Copy every line in which the string "Effect" occurs.

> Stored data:
──────────────────────────────
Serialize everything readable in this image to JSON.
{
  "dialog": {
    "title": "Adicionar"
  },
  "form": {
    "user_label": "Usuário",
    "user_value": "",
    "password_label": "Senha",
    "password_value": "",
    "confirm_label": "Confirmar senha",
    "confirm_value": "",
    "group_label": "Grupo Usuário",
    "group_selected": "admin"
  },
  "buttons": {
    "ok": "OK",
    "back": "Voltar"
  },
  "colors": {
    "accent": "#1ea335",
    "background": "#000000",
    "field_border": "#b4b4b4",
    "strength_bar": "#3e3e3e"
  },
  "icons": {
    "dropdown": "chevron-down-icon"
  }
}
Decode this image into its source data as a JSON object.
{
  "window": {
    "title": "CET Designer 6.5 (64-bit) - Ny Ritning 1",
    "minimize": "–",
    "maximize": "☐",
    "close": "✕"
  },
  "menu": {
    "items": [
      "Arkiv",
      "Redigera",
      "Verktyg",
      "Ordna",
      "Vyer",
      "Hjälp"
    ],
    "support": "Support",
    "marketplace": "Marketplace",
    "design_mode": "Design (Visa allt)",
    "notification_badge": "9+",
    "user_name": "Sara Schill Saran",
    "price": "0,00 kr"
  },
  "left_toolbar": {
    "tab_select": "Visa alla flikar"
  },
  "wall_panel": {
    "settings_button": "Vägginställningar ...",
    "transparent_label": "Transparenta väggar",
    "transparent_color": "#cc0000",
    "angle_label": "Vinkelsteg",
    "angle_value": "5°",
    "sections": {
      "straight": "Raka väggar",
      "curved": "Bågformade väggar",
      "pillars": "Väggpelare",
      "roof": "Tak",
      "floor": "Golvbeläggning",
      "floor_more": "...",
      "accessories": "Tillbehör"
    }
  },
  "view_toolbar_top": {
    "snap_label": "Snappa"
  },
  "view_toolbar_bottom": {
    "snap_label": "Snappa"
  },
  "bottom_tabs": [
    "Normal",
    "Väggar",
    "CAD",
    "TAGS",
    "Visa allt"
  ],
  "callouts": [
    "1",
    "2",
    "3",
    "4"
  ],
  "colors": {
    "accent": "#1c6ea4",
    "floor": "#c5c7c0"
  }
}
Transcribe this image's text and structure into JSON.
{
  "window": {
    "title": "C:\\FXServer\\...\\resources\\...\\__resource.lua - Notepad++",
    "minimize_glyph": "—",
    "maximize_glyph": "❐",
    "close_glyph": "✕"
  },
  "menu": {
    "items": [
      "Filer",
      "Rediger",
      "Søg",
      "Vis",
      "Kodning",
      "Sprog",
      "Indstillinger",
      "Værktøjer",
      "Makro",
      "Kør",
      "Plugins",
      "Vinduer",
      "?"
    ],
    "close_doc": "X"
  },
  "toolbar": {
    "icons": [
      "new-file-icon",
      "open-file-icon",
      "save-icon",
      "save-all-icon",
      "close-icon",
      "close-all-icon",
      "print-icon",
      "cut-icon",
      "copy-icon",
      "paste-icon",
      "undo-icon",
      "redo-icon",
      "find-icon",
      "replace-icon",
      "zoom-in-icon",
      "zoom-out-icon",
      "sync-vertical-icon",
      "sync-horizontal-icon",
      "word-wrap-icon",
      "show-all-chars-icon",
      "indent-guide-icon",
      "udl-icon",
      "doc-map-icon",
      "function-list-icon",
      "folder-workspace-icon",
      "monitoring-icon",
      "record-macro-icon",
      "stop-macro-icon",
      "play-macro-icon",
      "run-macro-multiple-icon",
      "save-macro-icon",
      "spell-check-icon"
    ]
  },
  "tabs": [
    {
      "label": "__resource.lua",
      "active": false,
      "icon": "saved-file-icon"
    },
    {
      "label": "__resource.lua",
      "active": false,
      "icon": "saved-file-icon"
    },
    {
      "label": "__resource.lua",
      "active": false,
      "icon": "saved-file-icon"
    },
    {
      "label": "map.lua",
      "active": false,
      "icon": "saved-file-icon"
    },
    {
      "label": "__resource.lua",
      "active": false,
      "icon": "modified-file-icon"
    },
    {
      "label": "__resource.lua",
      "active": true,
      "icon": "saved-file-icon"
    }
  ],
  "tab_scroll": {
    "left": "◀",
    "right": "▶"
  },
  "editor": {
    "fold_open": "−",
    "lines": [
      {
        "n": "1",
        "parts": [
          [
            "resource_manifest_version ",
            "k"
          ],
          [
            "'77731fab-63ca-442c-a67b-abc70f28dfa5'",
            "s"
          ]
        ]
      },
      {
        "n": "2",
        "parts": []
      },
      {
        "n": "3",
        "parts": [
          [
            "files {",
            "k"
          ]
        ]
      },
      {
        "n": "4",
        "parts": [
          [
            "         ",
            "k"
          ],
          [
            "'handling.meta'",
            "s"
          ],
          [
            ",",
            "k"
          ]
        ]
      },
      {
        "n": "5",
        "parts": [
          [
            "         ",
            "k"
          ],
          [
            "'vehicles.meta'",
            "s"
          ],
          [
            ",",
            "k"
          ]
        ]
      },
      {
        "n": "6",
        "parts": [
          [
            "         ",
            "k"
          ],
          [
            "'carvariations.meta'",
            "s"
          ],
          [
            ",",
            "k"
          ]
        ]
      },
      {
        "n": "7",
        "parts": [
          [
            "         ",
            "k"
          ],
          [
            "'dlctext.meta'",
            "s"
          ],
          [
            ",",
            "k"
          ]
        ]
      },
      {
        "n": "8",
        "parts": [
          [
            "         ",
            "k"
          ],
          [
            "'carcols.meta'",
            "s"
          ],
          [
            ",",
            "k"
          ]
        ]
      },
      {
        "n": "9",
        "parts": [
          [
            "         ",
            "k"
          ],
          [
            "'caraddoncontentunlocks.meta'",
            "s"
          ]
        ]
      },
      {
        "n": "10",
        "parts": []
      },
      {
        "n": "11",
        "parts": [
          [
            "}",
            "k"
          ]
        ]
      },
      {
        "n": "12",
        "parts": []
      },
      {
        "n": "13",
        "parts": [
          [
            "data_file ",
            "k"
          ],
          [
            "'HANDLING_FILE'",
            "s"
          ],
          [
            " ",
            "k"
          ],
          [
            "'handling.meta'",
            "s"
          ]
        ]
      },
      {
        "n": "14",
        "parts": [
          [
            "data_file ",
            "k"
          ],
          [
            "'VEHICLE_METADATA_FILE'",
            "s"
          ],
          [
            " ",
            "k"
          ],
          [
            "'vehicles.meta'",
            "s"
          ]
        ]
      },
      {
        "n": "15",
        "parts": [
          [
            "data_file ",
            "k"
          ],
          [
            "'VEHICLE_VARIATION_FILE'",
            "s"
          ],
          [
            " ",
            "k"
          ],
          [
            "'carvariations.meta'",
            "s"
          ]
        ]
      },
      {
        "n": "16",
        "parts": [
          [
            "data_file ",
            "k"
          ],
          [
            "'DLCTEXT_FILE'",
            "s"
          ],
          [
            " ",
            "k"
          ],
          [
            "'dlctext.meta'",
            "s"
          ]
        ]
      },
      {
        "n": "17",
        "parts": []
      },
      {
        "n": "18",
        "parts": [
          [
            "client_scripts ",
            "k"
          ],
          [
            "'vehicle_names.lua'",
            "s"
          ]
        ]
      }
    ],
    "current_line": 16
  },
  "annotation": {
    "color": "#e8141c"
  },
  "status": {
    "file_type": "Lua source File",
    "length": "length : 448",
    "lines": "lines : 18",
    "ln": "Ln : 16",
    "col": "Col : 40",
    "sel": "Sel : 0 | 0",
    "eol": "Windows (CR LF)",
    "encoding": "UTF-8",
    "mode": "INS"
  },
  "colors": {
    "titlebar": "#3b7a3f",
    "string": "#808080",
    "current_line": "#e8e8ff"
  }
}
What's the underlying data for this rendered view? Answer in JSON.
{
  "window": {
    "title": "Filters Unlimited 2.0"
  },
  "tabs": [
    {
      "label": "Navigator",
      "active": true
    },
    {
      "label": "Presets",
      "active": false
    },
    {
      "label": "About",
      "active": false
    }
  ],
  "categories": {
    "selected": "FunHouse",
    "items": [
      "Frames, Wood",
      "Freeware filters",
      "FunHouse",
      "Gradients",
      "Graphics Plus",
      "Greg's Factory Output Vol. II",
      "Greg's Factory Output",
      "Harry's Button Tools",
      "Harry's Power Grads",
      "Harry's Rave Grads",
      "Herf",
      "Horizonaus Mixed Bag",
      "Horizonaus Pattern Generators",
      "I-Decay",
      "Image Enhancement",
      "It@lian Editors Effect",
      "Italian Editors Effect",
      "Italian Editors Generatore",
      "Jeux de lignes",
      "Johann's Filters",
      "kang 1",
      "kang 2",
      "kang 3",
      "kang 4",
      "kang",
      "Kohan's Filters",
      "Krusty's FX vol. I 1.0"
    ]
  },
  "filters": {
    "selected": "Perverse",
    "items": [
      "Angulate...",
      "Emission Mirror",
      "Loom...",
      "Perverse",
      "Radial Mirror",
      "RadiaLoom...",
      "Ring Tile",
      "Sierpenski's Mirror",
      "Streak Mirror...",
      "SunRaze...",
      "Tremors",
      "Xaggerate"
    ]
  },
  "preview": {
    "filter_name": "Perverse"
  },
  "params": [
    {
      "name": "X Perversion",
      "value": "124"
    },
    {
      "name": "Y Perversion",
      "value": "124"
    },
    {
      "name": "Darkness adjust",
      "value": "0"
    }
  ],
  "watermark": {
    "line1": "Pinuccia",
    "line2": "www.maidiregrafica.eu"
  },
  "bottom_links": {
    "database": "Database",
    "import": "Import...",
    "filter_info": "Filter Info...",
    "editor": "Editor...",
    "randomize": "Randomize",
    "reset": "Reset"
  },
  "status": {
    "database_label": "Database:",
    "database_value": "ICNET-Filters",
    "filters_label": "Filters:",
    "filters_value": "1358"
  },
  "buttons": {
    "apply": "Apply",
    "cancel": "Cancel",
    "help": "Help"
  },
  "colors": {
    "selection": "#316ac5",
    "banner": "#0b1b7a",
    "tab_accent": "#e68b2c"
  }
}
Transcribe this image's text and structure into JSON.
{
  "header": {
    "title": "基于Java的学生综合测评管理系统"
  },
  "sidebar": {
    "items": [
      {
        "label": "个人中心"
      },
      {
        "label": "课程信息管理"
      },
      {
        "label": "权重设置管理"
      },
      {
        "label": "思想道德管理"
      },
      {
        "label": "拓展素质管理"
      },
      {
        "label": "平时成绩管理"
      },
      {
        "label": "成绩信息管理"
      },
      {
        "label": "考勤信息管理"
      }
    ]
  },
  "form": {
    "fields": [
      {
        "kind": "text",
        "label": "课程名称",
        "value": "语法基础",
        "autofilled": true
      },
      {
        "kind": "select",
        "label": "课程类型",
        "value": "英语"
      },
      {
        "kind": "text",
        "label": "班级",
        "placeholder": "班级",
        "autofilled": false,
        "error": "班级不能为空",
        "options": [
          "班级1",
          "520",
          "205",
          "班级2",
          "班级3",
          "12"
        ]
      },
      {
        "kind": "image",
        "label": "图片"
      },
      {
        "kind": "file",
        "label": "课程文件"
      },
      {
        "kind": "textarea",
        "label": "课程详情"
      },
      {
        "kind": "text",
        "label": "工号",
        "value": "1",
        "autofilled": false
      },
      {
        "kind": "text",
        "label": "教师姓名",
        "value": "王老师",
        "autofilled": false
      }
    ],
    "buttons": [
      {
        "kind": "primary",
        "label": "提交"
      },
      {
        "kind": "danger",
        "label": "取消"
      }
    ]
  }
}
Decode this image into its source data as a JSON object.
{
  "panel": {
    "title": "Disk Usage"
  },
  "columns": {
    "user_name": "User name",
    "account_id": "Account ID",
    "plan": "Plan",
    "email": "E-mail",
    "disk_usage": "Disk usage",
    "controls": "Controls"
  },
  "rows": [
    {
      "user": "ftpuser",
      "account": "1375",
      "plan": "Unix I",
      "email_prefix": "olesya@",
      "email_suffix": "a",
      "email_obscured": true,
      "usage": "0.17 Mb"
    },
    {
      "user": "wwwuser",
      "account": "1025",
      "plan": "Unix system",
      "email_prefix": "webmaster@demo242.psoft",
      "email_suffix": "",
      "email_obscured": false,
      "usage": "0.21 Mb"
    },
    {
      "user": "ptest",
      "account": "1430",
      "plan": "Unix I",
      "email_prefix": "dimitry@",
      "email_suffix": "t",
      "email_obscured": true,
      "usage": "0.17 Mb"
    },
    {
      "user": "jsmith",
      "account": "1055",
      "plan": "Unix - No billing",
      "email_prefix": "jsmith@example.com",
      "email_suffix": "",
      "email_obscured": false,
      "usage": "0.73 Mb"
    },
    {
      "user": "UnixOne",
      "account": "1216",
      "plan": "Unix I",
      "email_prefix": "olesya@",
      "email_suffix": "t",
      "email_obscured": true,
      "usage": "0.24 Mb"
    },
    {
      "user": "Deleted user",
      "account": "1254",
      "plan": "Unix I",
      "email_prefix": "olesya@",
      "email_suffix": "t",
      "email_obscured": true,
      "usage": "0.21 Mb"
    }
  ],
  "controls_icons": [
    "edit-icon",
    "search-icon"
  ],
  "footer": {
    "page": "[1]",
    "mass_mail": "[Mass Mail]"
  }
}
──────────────────────────────
> FINISHED ANSWER:
      "It@lian Editors Effect",
      "Italian Editors Effect",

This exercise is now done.